= Work to do =
Set down each record exactly as written.

= Given data =
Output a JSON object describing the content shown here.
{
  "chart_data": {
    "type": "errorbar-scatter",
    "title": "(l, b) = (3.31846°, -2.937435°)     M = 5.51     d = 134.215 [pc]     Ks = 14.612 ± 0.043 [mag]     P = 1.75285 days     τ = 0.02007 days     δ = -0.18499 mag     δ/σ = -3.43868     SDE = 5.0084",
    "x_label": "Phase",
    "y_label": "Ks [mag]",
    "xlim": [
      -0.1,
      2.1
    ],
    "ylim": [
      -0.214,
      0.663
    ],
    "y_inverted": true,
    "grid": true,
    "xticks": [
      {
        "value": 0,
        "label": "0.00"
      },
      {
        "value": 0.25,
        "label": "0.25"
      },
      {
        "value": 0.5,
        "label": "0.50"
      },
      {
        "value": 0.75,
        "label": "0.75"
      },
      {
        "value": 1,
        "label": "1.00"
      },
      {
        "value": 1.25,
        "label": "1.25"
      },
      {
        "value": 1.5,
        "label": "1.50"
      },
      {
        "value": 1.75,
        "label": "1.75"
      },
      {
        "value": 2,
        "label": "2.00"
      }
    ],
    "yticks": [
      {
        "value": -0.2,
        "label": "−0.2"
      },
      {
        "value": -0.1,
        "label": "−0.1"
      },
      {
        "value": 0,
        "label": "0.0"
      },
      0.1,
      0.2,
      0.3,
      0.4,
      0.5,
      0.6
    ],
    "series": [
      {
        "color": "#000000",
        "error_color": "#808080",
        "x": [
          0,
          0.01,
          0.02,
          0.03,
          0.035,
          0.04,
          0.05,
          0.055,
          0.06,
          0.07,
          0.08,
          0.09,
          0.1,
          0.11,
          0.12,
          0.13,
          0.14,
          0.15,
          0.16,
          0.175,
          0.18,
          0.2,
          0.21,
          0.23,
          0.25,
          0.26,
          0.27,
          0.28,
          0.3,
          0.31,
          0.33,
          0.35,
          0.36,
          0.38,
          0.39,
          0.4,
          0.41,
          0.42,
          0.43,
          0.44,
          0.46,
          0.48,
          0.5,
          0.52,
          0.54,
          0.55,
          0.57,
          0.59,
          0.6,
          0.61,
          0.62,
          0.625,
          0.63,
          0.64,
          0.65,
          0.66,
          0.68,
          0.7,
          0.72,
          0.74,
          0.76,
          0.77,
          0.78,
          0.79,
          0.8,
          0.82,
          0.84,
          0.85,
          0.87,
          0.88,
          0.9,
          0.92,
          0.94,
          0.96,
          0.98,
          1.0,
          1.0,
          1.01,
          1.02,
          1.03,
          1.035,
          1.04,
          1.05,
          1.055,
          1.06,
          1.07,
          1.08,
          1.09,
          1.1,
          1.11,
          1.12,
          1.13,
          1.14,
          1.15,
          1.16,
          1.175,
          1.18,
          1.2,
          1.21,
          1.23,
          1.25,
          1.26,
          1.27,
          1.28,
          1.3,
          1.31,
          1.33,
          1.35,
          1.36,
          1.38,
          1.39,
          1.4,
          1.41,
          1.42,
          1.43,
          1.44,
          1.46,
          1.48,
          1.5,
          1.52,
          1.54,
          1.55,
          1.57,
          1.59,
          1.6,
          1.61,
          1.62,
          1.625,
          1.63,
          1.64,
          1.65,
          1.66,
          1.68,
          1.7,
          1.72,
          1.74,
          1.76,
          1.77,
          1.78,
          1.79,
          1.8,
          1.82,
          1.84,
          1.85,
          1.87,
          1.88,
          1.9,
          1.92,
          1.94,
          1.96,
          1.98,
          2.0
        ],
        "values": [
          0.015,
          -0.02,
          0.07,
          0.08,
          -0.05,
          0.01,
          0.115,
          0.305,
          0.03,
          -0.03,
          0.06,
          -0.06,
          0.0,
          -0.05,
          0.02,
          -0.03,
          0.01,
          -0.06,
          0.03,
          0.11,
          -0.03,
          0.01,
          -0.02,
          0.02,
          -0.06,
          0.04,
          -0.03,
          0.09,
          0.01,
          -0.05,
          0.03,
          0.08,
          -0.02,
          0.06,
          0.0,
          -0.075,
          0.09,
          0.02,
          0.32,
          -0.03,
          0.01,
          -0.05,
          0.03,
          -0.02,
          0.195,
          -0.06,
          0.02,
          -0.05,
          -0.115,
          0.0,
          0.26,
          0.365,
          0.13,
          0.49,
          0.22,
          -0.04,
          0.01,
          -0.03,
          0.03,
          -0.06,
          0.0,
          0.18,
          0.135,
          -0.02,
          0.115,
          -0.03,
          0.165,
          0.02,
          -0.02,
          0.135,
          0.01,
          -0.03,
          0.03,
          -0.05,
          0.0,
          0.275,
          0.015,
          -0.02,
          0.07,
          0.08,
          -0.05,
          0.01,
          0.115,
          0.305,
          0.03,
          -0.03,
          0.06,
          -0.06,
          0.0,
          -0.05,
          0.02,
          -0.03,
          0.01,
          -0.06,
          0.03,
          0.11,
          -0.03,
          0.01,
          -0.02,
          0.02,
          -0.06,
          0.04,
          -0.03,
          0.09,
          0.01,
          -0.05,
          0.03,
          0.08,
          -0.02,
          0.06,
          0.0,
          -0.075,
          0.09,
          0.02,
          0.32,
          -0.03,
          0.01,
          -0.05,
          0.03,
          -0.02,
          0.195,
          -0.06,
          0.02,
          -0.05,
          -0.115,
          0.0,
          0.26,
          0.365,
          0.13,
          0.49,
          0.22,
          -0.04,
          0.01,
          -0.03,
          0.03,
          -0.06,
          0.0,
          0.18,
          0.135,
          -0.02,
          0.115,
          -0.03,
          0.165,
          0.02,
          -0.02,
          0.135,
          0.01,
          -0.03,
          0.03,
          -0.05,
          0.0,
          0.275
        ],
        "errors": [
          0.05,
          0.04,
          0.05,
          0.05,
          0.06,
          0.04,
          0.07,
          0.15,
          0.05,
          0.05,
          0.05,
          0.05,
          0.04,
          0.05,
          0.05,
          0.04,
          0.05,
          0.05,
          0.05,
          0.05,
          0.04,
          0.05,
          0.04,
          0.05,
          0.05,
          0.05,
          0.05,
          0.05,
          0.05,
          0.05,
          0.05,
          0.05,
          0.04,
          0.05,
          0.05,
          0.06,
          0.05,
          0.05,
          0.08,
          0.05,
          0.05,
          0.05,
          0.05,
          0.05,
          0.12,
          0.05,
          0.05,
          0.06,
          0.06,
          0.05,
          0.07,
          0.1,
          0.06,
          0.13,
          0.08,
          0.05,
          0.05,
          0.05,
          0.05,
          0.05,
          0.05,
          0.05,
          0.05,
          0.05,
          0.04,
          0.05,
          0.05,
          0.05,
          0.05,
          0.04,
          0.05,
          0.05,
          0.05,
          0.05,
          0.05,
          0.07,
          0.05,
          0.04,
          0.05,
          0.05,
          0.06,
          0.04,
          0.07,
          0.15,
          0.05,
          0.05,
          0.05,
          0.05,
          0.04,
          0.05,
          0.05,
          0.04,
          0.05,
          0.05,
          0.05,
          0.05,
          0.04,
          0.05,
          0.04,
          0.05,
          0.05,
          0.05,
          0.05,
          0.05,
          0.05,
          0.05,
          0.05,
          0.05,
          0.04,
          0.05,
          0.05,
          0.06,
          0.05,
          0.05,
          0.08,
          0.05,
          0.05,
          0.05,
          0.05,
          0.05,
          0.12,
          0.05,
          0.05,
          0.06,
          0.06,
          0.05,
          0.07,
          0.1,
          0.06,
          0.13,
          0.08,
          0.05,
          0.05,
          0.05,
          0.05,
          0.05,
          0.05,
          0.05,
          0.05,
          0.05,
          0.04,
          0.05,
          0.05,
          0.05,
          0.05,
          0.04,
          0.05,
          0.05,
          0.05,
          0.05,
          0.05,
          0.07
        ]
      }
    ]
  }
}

= Finished exercise =
Output a JSON object describing the content shown here.
{
  "chart_data": {
    "type": "errorbar-scatter",
    "title": "(l, b) = (3.31846°, -2.937435°)     M = 5.51     d = 134.215 [pc]     Ks = 14.612 ± 0.043 [mag]     P = 1.75285 days     τ = 0.02007 days     δ = -0.18499 mag     δ/σ = -3.43868     SDE = 5.0084",
    "x_label": "Phase",
    "y_label": "Ks [mag]",
    "xlim": [
      -0.1,
      2.1
    ],
    "ylim": [
      -0.214,
      0.663
    ],
    "y_inverted": true,
    "grid": true,
    "xticks": [
      {
        "value": 0,
        "label": "0.00"
      },
      {
        "value": 0.25,
        "label": "0.25"
      },
      {
        "value": 0.5,
        "label": "0.50"
      },
      {
        "value": 0.75,
        "label": "0.75"
      },
      {
        "value": 1,
        "label": "1.00"
      },
      {
        "value": 1.25,
        "label": "1.25"
      },
      {
        "value": 1.5,
        "label": "1.50"
      },
      {
        "value": 1.75,
        "label": "1.75"
      },
      {
        "value": 2,
        "label": "2.00"
      }
    ],
    "yticks": [
      {
        "value": -0.2,
        "label": "−0.2"
      },
      {
        "value": -0.1,
        "label": "−0.1"
      },
      {
        "value": 0,
        "label": "0.0"
      },
      0.1,
      0.2,
      0.3,
      0.4,
      0.5,
      0.6
    ],
    "series": [
      {
        "color": "#000000",
        "error_color": "#808080",
        "x": [
          0,
          0.01,
          0.02,
          0.03,
          0.035,
          0.04,
          0.05,
          0.055,
          0.06,
          0.07,
          0.08,
          0.09,
          0.1,
          0.11,
          0.12,
          0.13,
          0.14,
          0.15,
          0.16,
          0.175,
          0.18,
          0.2,
          0.21,
          0.23,
          0.25,
          0.26,
          0.27,
          0.28,
          0.3,
          0.31,
          0.33,
          0.35,
          0.36,
          0.38,
          0.39,
          0.4,
          0.41,
          0.42,
          0.43,
          0.44,
          0.46,
          0.48,
          0.5,
          0.52,
          0.54,
          0.55,
          0.57,
          0.59,
          0.6,
          0.61,
          0.62,
          0.625,
          0.63,
          0.64,
          0.65,
          0.66,
          0.68,
          0.7,
          0.72,
          0.74,
          0.76,
          0.77,
          0.78,
          0.79,
          0.8,
          0.82,
          0.84,
          0.85,
          0.87,
          0.88,
          0.9,
          0.92,
          0.94,
          0.96,
          0.98,
          1.0,
          1.0,
          1.01,
          1.02,
          1.03,
          1.035,
          1.04,
          1.05,
          1.055,
          1.06,
          1.07,
          1.08,
          1.09,
          1.1,
          1.11,
          1.12,
          1.13,
          1.14,
          1.15,
          1.16,
          1.175,
          1.18,
          1.2,
          1.21,
          1.23,
          1.25,
          1.26,
          1.27,
          1.28,
          1.3,
          1.31,
          1.33,
          1.35,
          1.36,
          1.38,
          1.39,
          1.4,
          1.41,
          1.42,
          1.43,
          1.44,
          1.46,
          1.48,
          1.5,
          1.52,
          1.54,
          1.55,
          1.57,
          1.59,
          1.6,
          1.61,
          1.62,
          1.625,
          1.63,
          1.64,
          1.65,
          1.66,
          1.68,
          1.7,
          1.72,
          1.74,
          1.76,
          1.77,
          1.78,
          1.79,
          1.8,
          1.82,
          1.84,
          1.85,
          1.87,
          1.88,
          1.9,
          1.92,
          1.94,
          1.96,
          1.98,
          2.0
        ],
        "values": [
          0.015,
          -0.02,
          0.07,
          0.08,
          -0.05,
          0.01,
          0.115,
          0.305,
          0.03,
          -0.03,
          0.06,
          -0.06,
          0.0,
          -0.05,
          0.02,
          -0.03,
          0.01,
          -0.06,
          0.03,
          0.11,
          -0.03,
          0.01,
          -0.02,
          0.02,
          -0.06,
          0.04,
          -0.03,
          0.09,
          0.01,
          -0.05,
          0.03,
          0.08,
          -0.02,
          0.06,
          0.0,
          -0.075,
          0.09,
          0.02,
          0.32,
          -0.03,
          0.01,
          -0.05,
          0.03,
          -0.02,
          0.195,
          -0.06,
          0.02,
          -0.05,
          -0.115,
          0.0,
          0.26,
          0.365,
          0.13,
          0.49,
          0.22,
          -0.04,
          0.01,
          -0.03,
          0.03,
          -0.06,
          0.0,
          0.18,
          0.135,
          -0.02,
          0.115,
          -0.03,
          0.165,
          0.02,
          -0.02,
          0.135,
          0.01,
          -0.03,
          0.03,
          -0.05,
          0.0,
          0.275,
          0.015,
          -0.02,
          0.07,
          0.08,
          -0.05,
          0.01,
          0.115,
          0.305,
          0.03,
          -0.03,
          0.06,
          -0.06,
          0.0,
          -0.05,
          0.02,
          -0.03,
          0.01,
          -0.06,
          0.03,
          0.11,
          -0.03,
          0.01,
          -0.02,
          0.02,
          -0.06,
          0.04,
          -0.03,
          0.09,
          0.01,
          -0.05,
          0.03,
          0.08,
          -0.02,
          0.06,
          0.0,
          -0.075,
          0.09,
          0.02,
          0.32,
          -0.03,
          0.01,
          -0.05,
          0.03,
          -0.02,
          0.195,
          -0.06,
          0.02,
          -0.05,
          -0.115,
          0.0,
          0.26,
          0.365,
          0.13,
          0.49,
          0.22,
          -0.04,
          0.01,
          -0.03,
          0.03,
          -0.06,
          0.0,
          0.18,
          0.135,
          -0.02,
          0.115,
          -0.03,
          0.165,
          0.02,
          -0.02,
          0.135,
          0.01,
          -0.03,
          0.03,
          -0.05,
          0.0,
          0.275
        ],
        "errors": [
          0.05,
          0.04,
          0.05,
          0.05,
          0.06,
          0.04,
          0.07,
          0.15,
          0.05,
          0.05,
          0.05,
          0.05,
          0.04,
          0.05,
          0.05,
          0.04,
          0.05,
          0.05,
          0.05,
          0.05,
          0.04,
          0.05,
          0.04,
          0.05,
          0.05,
          0.05,
          0.05,
          0.05,
          0.05,
          0.05,
          0.05,
          0.05,
          0.04,
          0.05,
          0.05,
          0.06,
          0.05,
          0.05,
          0.08,
          0.05,
          0.05,
          0.05,
          0.05,
          0.05,
          0.12,
          0.05,
          0.05,
          0.06,
          0.06,
          0.05,
          0.07,
          0.1,
          0.06,
          0.13,
          0.08,
          0.05,
          0.05,
          0.05,
          0.05,
          0.05,
          0.05,
          0.05,
          0.05,
          0.05,
          0.04,
          0.05,
          0.05,
          0.05,
          0.05,
          0.04,
          0.05,
          0.05,
          0.05,
          0.05,
          0.05,
          0.07,
          0.05,
          0.04,
          0.05,
          0.05,
          0.06,
          0.04,
          0.07,
          0.15,
          0.05,
          0.05,
          0.05,
          0.05,
          0.04,
          0.05,
          0.05,
          0.04,
          0.05,
          0.05,
          0.05,
          0.05,
          0.04,
          0.05,
          0.04,
          0.05,
          0.05,
          0.05,
          0.05,
          0.05,
          0.05,
          0.05,
          0.05,
          0.05,
          0.04,
          0.05,
          0.05,
          0.06,
          0.05,
          0.05,
          0.08,
          0.05,
          0.05,
          0.05,
          0.05,
          0.05,
          0.12,
          0.05,
          0.05,
          0.06,
          0.06,
          0.05,
          0.07,
          0.1,
          0.06,
          0.13,
          0.08,
          0.05,
          0.05,
          0.05,
          0.05,
          0.05,
          0.05,
          0.05,
          0.05,
          0.05,
          0.04,
          0.05,
          0.05,
          0.05,
          0.05,
          0.04,
          0.05,
          0.05,
          0.05,
          0.05,
          0.05,
          0.07
        ]
      }
    ]
  }
}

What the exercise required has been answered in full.